#### Stored rows
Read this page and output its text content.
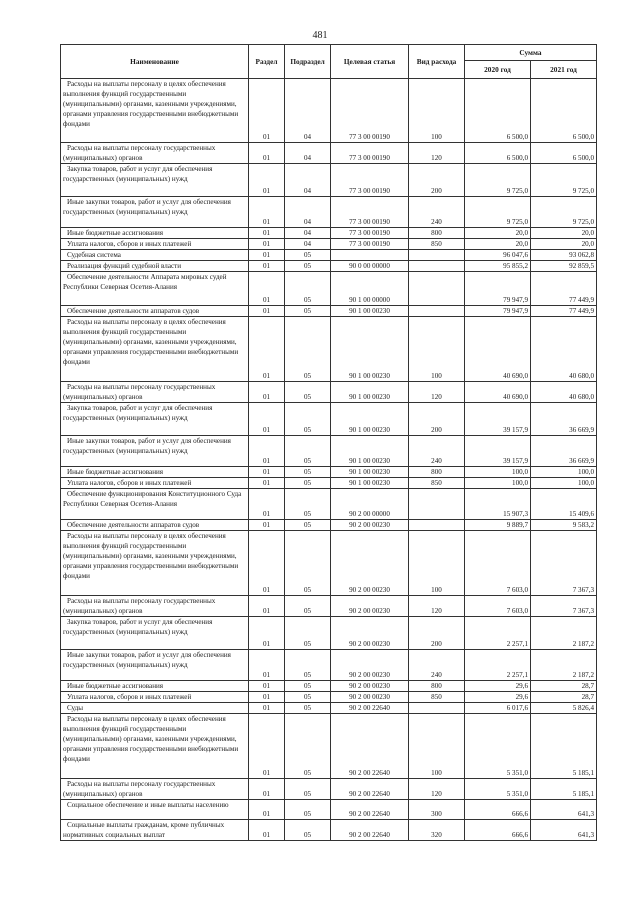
481
Наименование	Раздел	Подраздел	Целевая статья	Вид расхода	Сумма	
					2020 год	2021 год
Расходы на выплаты персоналу в целях обеспечения выполнения функций государственными (муниципальными) органами, казенными учреждениями, органами управления государственными внебюджетными фондами	01	04	77 3 00 00190	100	6 500,0	6 500,0
Расходы на выплаты персоналу государственных (муниципальных) органов	01	04	77 3 00 00190	120	6 500,0	6 500,0
Закупка товаров, работ и услуг для обеспечения государственных (муниципальных) нужд	01	04	77 3 00 00190	200	9 725,0	9 725,0
Иные закупки товаров, работ и услуг для обеспечения государственных (муниципальных) нужд	01	04	77 3 00 00190	240	9 725,0	9 725,0
Иные бюджетные ассигнования	01	04	77 3 00 00190	800	20,0	20,0
Уплата налогов, сборов и иных платежей	01	04	77 3 00 00190	850	20,0	20,0
Судебная система	01	05			96 047,6	93 062,8
Реализация функций судебной власти	01	05	90 0 00 00000		95 855,2	92 859,5
Обеспечение деятельности Аппарата мировых судей Республики Северная Осетия-Алания	01	05	90 1 00 00000		79 947,9	77 449,9
Обеспечение деятельности аппаратов судов	01	05	90 1 00 00230		79 947,9	77 449,9
Расходы на выплаты персоналу в целях обеспечения выполнения функций государственными (муниципальными) органами, казенными учреждениями, органами управления государственными внебюджетными фондами	01	05	90 1 00 00230	100	40 690,0	40 680,0
Расходы на выплаты персоналу государственных (муниципальных) органов	01	05	90 1 00 00230	120	40 690,0	40 680,0
Закупка товаров, работ и услуг для обеспечения государственных (муниципальных) нужд	01	05	90 1 00 00230	200	39 157,9	36 669,9
Иные закупки товаров, работ и услуг для обеспечения государственных (муниципальных) нужд	01	05	90 1 00 00230	240	39 157,9	36 669,9
Иные бюджетные ассигнования	01	05	90 1 00 00230	800	100,0	100,0
Уплата налогов, сборов и иных платежей	01	05	90 1 00 00230	850	100,0	100,0
Обеспечение функционирования Конституционного Суда Республики Северная Осетия-Алания	01	05	90 2 00 00000		15 907,3	15 409,6
Обеспечение деятельности аппаратов судов	01	05	90 2 00 00230		9 889,7	9 583,2
Расходы на выплаты персоналу в целях обеспечения выполнения функций государственными (муниципальными) органами, казенными учреждениями, органами управления государственными внебюджетными фондами	01	05	90 2 00 00230	100	7 603,0	7 367,3
Расходы на выплаты персоналу государственных (муниципальных) органов	01	05	90 2 00 00230	120	7 603,0	7 367,3
Закупка товаров, работ и услуг для обеспечения государственных (муниципальных) нужд	01	05	90 2 00 00230	200	2 257,1	2 187,2
Иные закупки товаров, работ и услуг для обеспечения государственных (муниципальных) нужд	01	05	90 2 00 00230	240	2 257,1	2 187,2
Иные бюджетные ассигнования	01	05	90 2 00 00230	800	29,6	28,7
Уплата налогов, сборов и иных платежей	01	05	90 2 00 00230	850	29,6	28,7
Суды	01	05	90 2 00 22640		6 017,6	5 826,4
Расходы на выплаты персоналу в целях обеспечения выполнения функций государственными (муниципальными) органами, казенными учреждениями, органами управления государственными внебюджетными фондами	01	05	90 2 00 22640	100	5 351,0	5 185,1
Расходы на выплаты персоналу государственных (муниципальных) органов	01	05	90 2 00 22640	120	5 351,0	5 185,1
Социальное обеспечение и иные выплаты населению	01	05	90 2 00 22640	300	666,6	641,3
Социальные выплаты гражданам, кроме публичных нормативных социальных выплат	01	05	90 2 00 22640	320	666,6	641,3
########
* Task directions
Filter the listing above for the string "Осетия" and copy every matching line.

* Solution for this task
Обеспечение деятельности Аппарата мировых судей Республики Северная Осетия-Алания	01	05	90 1 00 00000		79 947,9	77 449,9
Обеспечение функционирования Конституционного Суда Республики Северная Осетия-Алания	01	05	90 2 00 00000		15 907,3	15 409,6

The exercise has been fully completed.